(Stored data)
● ● ● ● ●
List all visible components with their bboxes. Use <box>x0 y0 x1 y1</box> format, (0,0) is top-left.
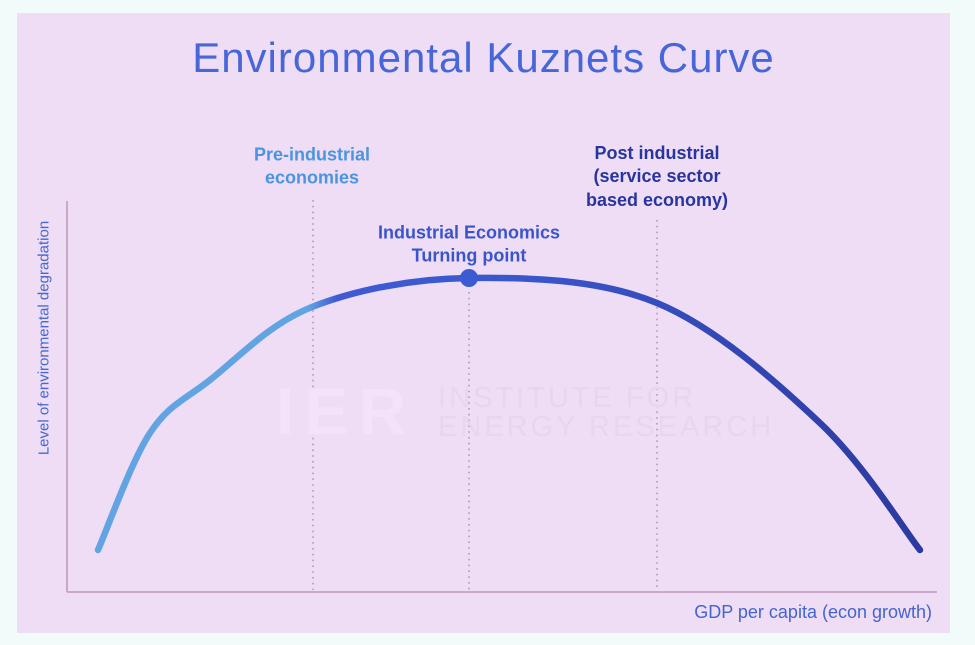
region-divider-lines <box>312 200 658 590</box>
turning-point-dot <box>460 269 478 287</box>
axes <box>66 201 937 593</box>
kuznets-curve-line <box>94 274 924 554</box>
chart-background <box>17 13 950 633</box>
● ● ● ● ●
[Job]: Could you retype every line of the items above exactly, leaving out the pictures?

[Exercise answer]:
List all visible components with their bboxes. Use <box>x0 y0 x1 y1</box> format, (0,0) is top-left.
region-divider-lines <box>312 200 658 590</box>
turning-point-dot <box>460 269 478 287</box>
axes <box>66 201 937 593</box>
kuznets-curve-line <box>94 274 924 554</box>
chart-background <box>17 13 950 633</box>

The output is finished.